### YOUR INSTRUCTIONS
Return the records that follow unaltered. Omit every picture.

-- START OF MATERIAL TO PROCESS --

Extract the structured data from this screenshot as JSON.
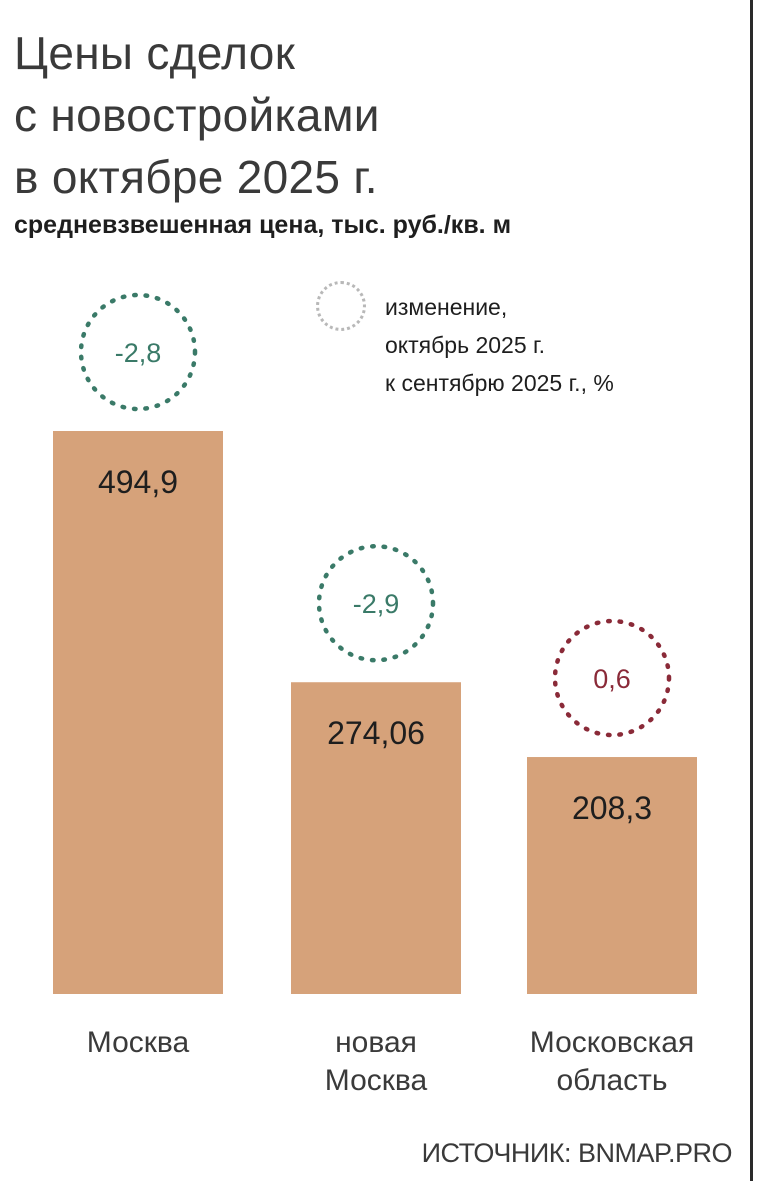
{
  "title_lines": [
    "Цены сделок",
    "с новостройками",
    "в октябре 2025 г."
  ],
  "subtitle": "средневзвешенная цена, тыс. руб./кв. м",
  "legend": {
    "lines": [
      "изменение,",
      "октябрь 2025 г.",
      "к сентябрю 2025 г., %"
    ]
  },
  "source": "ИСТОЧНИК: BNMAP.PRO",
  "colors": {
    "bar": "#d6a27a",
    "negative_change": "#3a7a68",
    "positive_change": "#8a2a38",
    "legend_circle": "#b8b8b8"
  },
  "chart_data": {
    "type": "bar",
    "categories": [
      [
        "Москва"
      ],
      [
        "новая",
        "Москва"
      ],
      [
        "Московская",
        "область"
      ]
    ],
    "values": [
      494.9,
      274.06,
      208.3
    ],
    "value_labels": [
      "494,9",
      "274,06",
      "208,3"
    ],
    "changes": [
      -2.8,
      -2.9,
      0.6
    ],
    "change_labels": [
      "-2,8",
      "-2,9",
      "0,6"
    ],
    "ylim": [
      0,
      494.9
    ],
    "grid": false
  }
}
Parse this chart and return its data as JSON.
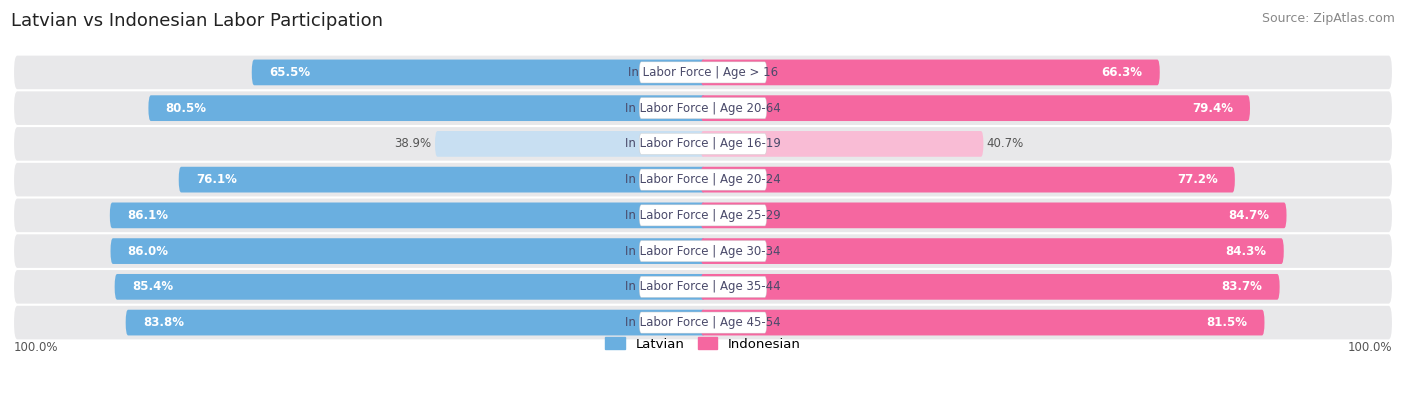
{
  "title": "Latvian vs Indonesian Labor Participation",
  "source": "Source: ZipAtlas.com",
  "categories": [
    "In Labor Force | Age > 16",
    "In Labor Force | Age 20-64",
    "In Labor Force | Age 16-19",
    "In Labor Force | Age 20-24",
    "In Labor Force | Age 25-29",
    "In Labor Force | Age 30-34",
    "In Labor Force | Age 35-44",
    "In Labor Force | Age 45-54"
  ],
  "latvian_values": [
    65.5,
    80.5,
    38.9,
    76.1,
    86.1,
    86.0,
    85.4,
    83.8
  ],
  "indonesian_values": [
    66.3,
    79.4,
    40.7,
    77.2,
    84.7,
    84.3,
    83.7,
    81.5
  ],
  "latvian_color": "#6aafe0",
  "latvian_color_light": "#c8dff2",
  "indonesian_color": "#f567a0",
  "indonesian_color_light": "#f9bcd5",
  "row_bg_color": "#e8e8ea",
  "label_text_color": "#4a4a6a",
  "value_text_white": "#ffffff",
  "value_text_dark": "#555555",
  "max_value": 100.0,
  "legend_latvian": "Latvian",
  "legend_indonesian": "Indonesian",
  "title_fontsize": 13,
  "source_fontsize": 9,
  "bar_value_fontsize": 8.5,
  "label_fontsize": 8.5
}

-- END OF MATERIAL TO PROCESS --

### FINISHED EXERCISE
Extract the structured data from this screenshot as JSON.
{
  "title_lines": [
    "Цены сделок",
    "с новостройками",
    "в октябре 2025 г."
  ],
  "subtitle": "средневзвешенная цена, тыс. руб./кв. м",
  "legend": {
    "lines": [
      "изменение,",
      "октябрь 2025 г.",
      "к сентябрю 2025 г., %"
    ]
  },
  "source": "ИСТОЧНИК: BNMAP.PRO",
  "colors": {
    "bar": "#d6a27a",
    "negative_change": "#3a7a68",
    "positive_change": "#8a2a38",
    "legend_circle": "#b8b8b8"
  },
  "chart_data": {
    "type": "bar",
    "categories": [
      [
        "Москва"
      ],
      [
        "новая",
        "Москва"
      ],
      [
        "Московская",
        "область"
      ]
    ],
    "values": [
      494.9,
      274.06,
      208.3
    ],
    "value_labels": [
      "494,9",
      "274,06",
      "208,3"
    ],
    "changes": [
      -2.8,
      -2.9,
      0.6
    ],
    "change_labels": [
      "-2,8",
      "-2,9",
      "0,6"
    ],
    "ylim": [
      0,
      494.9
    ],
    "grid": false
  }
}
Parse this chart and return its data as JSON.
{
  "title": "Latvian vs Indonesian Labor Participation",
  "source": "Source: ZipAtlas.com",
  "categories": [
    "In Labor Force | Age > 16",
    "In Labor Force | Age 20-64",
    "In Labor Force | Age 16-19",
    "In Labor Force | Age 20-24",
    "In Labor Force | Age 25-29",
    "In Labor Force | Age 30-34",
    "In Labor Force | Age 35-44",
    "In Labor Force | Age 45-54"
  ],
  "latvian_values": [
    65.5,
    80.5,
    38.9,
    76.1,
    86.1,
    86.0,
    85.4,
    83.8
  ],
  "indonesian_values": [
    66.3,
    79.4,
    40.7,
    77.2,
    84.7,
    84.3,
    83.7,
    81.5
  ],
  "latvian_color": "#6aafe0",
  "latvian_color_light": "#c8dff2",
  "indonesian_color": "#f567a0",
  "indonesian_color_light": "#f9bcd5",
  "row_bg_color": "#e8e8ea",
  "label_text_color": "#4a4a6a",
  "value_text_white": "#ffffff",
  "value_text_dark": "#555555",
  "max_value": 100.0,
  "legend_latvian": "Latvian",
  "legend_indonesian": "Indonesian",
  "title_fontsize": 13,
  "source_fontsize": 9,
  "bar_value_fontsize": 8.5,
  "label_fontsize": 8.5
}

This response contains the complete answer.